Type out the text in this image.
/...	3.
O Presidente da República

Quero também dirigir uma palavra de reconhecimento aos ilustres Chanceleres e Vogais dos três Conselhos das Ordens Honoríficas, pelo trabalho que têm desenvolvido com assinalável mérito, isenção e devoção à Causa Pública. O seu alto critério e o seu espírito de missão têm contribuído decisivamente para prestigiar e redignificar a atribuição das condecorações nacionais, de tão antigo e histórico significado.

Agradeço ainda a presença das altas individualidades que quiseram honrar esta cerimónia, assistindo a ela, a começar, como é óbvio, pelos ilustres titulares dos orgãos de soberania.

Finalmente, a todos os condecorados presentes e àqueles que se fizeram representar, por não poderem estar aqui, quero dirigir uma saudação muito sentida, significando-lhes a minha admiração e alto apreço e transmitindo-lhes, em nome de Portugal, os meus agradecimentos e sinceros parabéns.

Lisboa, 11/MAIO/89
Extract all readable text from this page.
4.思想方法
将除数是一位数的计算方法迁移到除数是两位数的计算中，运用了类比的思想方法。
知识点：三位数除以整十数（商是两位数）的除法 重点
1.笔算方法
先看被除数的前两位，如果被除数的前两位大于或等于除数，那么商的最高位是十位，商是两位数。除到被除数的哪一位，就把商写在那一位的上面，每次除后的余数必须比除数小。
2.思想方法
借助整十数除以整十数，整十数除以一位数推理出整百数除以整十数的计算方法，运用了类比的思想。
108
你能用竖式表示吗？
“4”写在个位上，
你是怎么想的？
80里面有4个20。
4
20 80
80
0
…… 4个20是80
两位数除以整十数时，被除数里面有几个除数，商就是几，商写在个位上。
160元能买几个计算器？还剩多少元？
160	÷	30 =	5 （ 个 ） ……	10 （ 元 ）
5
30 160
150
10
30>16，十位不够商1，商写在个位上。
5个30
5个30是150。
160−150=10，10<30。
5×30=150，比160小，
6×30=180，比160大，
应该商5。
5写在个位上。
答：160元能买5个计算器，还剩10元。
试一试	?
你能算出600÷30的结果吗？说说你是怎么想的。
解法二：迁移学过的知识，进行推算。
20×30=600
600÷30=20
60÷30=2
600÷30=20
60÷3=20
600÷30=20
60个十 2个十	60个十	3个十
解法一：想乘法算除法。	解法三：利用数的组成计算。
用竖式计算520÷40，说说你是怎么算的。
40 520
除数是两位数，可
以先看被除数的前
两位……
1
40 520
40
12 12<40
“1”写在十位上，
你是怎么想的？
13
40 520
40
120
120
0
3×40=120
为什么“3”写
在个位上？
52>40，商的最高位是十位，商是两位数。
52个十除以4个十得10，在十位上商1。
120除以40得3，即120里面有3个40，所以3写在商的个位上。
== == ==
#### Exercise instructions:
Search the entries for the word "text" and gather every line where it appears.

#### Output of the exercise:
Type out the text in this image.
Extract all readable text from this page.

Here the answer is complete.